Data items:
============================================================
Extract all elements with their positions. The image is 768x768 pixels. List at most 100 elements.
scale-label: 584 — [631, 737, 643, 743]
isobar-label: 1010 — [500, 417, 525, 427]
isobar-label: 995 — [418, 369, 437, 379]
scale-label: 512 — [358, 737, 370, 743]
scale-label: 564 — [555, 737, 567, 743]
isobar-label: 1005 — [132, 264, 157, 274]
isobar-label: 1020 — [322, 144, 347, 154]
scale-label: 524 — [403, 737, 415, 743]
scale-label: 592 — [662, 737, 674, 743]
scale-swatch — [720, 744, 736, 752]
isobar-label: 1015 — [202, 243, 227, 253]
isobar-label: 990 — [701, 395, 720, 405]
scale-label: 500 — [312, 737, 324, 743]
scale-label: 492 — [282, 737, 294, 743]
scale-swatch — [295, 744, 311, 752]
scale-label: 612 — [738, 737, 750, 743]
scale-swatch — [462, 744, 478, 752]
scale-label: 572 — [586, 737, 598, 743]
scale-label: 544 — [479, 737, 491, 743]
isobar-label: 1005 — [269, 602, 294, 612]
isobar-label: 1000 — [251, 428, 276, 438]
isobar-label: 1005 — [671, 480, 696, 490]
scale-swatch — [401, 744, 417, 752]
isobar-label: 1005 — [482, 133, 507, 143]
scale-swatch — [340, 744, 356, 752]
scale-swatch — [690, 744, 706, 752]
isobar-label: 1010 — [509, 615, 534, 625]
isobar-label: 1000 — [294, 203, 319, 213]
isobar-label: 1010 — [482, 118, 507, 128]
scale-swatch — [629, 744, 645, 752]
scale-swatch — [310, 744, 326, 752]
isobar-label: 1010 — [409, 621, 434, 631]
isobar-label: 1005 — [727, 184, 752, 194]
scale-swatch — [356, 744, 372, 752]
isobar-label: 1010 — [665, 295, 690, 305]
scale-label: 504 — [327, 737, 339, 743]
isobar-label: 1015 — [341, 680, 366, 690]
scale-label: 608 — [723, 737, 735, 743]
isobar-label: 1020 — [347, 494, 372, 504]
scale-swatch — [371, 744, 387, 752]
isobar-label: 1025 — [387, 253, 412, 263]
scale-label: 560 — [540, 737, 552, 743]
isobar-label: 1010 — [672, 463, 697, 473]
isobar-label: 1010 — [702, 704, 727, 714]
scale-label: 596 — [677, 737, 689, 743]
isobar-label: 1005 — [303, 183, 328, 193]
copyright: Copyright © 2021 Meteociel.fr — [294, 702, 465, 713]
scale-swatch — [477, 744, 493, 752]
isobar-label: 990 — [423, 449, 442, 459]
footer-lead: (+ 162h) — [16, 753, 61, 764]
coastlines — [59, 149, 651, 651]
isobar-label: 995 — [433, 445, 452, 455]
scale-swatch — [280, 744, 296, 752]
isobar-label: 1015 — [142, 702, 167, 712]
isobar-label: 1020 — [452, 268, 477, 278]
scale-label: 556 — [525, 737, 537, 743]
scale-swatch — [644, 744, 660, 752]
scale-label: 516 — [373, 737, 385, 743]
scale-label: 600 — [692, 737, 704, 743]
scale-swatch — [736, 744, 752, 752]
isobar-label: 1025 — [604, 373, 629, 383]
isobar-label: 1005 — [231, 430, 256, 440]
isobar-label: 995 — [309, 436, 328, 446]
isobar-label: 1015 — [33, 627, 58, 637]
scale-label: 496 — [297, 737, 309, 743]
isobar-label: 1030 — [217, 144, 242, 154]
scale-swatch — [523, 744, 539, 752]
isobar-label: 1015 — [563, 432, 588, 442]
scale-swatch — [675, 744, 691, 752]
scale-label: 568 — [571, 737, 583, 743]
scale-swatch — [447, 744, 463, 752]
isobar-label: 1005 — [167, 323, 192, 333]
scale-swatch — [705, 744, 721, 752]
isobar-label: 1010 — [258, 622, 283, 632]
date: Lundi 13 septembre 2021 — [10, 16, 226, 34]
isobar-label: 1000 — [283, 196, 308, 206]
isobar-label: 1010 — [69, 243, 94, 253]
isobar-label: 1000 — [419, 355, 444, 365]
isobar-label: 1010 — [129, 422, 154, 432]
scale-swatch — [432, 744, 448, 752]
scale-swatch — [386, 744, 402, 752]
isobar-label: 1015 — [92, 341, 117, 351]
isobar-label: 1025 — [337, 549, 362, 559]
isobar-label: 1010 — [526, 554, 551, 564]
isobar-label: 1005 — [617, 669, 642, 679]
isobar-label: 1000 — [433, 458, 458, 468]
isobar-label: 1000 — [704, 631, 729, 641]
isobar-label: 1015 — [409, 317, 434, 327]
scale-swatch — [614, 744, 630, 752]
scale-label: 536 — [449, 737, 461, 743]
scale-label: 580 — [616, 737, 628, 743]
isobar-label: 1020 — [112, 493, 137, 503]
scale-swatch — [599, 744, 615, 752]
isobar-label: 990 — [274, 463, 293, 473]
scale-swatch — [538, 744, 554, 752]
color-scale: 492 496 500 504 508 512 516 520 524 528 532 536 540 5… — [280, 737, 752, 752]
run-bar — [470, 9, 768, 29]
============================================================
What the task asks:
Rename "isobar-label" to "pressure-label" everywhere in the records above and reproduce the lines with nothing else changed.

Response for this exercise:
Extract all elements with their positions. The image is 768x768 pixels. List at most 100 elements.
scale-label: 584 — [631, 737, 643, 743]
pressure-label: 1010 — [500, 417, 525, 427]
pressure-label: 995 — [418, 369, 437, 379]
scale-label: 512 — [358, 737, 370, 743]
scale-label: 564 — [555, 737, 567, 743]
pressure-label: 1005 — [132, 264, 157, 274]
pressure-label: 1020 — [322, 144, 347, 154]
scale-label: 524 — [403, 737, 415, 743]
scale-label: 592 — [662, 737, 674, 743]
scale-swatch — [720, 744, 736, 752]
pressure-label: 1015 — [202, 243, 227, 253]
pressure-label: 990 — [701, 395, 720, 405]
scale-label: 500 — [312, 737, 324, 743]
scale-label: 492 — [282, 737, 294, 743]
scale-swatch — [295, 744, 311, 752]
scale-label: 612 — [738, 737, 750, 743]
scale-swatch — [462, 744, 478, 752]
scale-label: 572 — [586, 737, 598, 743]
scale-label: 544 — [479, 737, 491, 743]
pressure-label: 1005 — [269, 602, 294, 612]
pressure-label: 1000 — [251, 428, 276, 438]
pressure-label: 1005 — [671, 480, 696, 490]
scale-swatch — [401, 744, 417, 752]
pressure-label: 1005 — [482, 133, 507, 143]
scale-swatch — [340, 744, 356, 752]
scale-swatch — [690, 744, 706, 752]
pressure-label: 1010 — [509, 615, 534, 625]
pressure-label: 1000 — [294, 203, 319, 213]
pressure-label: 1010 — [482, 118, 507, 128]
scale-swatch — [629, 744, 645, 752]
scale-swatch — [310, 744, 326, 752]
pressure-label: 1010 — [409, 621, 434, 631]
pressure-label: 1005 — [727, 184, 752, 194]
scale-swatch — [356, 744, 372, 752]
pressure-label: 1010 — [665, 295, 690, 305]
scale-label: 504 — [327, 737, 339, 743]
pressure-label: 1015 — [341, 680, 366, 690]
scale-label: 608 — [723, 737, 735, 743]
pressure-label: 1020 — [347, 494, 372, 504]
scale-swatch — [371, 744, 387, 752]
pressure-label: 1025 — [387, 253, 412, 263]
scale-label: 560 — [540, 737, 552, 743]
pressure-label: 1010 — [672, 463, 697, 473]
pressure-label: 1010 — [702, 704, 727, 714]
scale-label: 596 — [677, 737, 689, 743]
pressure-label: 1005 — [303, 183, 328, 193]
copyright: Copyright © 2021 Meteociel.fr — [294, 702, 465, 713]
scale-swatch — [477, 744, 493, 752]
pressure-label: 990 — [423, 449, 442, 459]
footer-lead: (+ 162h) — [16, 753, 61, 764]
coastlines — [59, 149, 651, 651]
pressure-label: 995 — [433, 445, 452, 455]
scale-swatch — [280, 744, 296, 752]
pressure-label: 1015 — [142, 702, 167, 712]
pressure-label: 1020 — [452, 268, 477, 278]
scale-label: 556 — [525, 737, 537, 743]
scale-swatch — [644, 744, 660, 752]
scale-label: 516 — [373, 737, 385, 743]
scale-label: 600 — [692, 737, 704, 743]
scale-swatch — [736, 744, 752, 752]
pressure-label: 1025 — [604, 373, 629, 383]
pressure-label: 1005 — [231, 430, 256, 440]
pressure-label: 995 — [309, 436, 328, 446]
pressure-label: 1015 — [33, 627, 58, 637]
scale-label: 496 — [297, 737, 309, 743]
pressure-label: 1030 — [217, 144, 242, 154]
scale-swatch — [523, 744, 539, 752]
pressure-label: 1015 — [563, 432, 588, 442]
scale-swatch — [675, 744, 691, 752]
scale-label: 568 — [571, 737, 583, 743]
scale-swatch — [447, 744, 463, 752]
pressure-label: 1005 — [167, 323, 192, 333]
scale-swatch — [705, 744, 721, 752]
pressure-label: 1010 — [258, 622, 283, 632]
date: Lundi 13 septembre 2021 — [10, 16, 226, 34]
pressure-label: 1000 — [283, 196, 308, 206]
pressure-label: 1010 — [69, 243, 94, 253]
pressure-label: 1000 — [419, 355, 444, 365]
pressure-label: 1010 — [129, 422, 154, 432]
scale-swatch — [432, 744, 448, 752]
scale-swatch — [386, 744, 402, 752]
pressure-label: 1015 — [92, 341, 117, 351]
pressure-label: 1025 — [337, 549, 362, 559]
pressure-label: 1010 — [526, 554, 551, 564]
pressure-label: 1005 — [617, 669, 642, 679]
pressure-label: 1000 — [433, 458, 458, 468]
pressure-label: 1000 — [704, 631, 729, 641]
pressure-label: 1015 — [409, 317, 434, 327]
scale-swatch — [614, 744, 630, 752]
scale-label: 536 — [449, 737, 461, 743]
scale-label: 580 — [616, 737, 628, 743]
pressure-label: 1020 — [112, 493, 137, 503]
scale-swatch — [599, 744, 615, 752]
pressure-label: 990 — [274, 463, 293, 473]
scale-swatch — [538, 744, 554, 752]
color-scale: 492 496 500 504 508 512 516 520 524 528 532 536 540 5… — [280, 737, 752, 752]
run-bar — [470, 9, 768, 29]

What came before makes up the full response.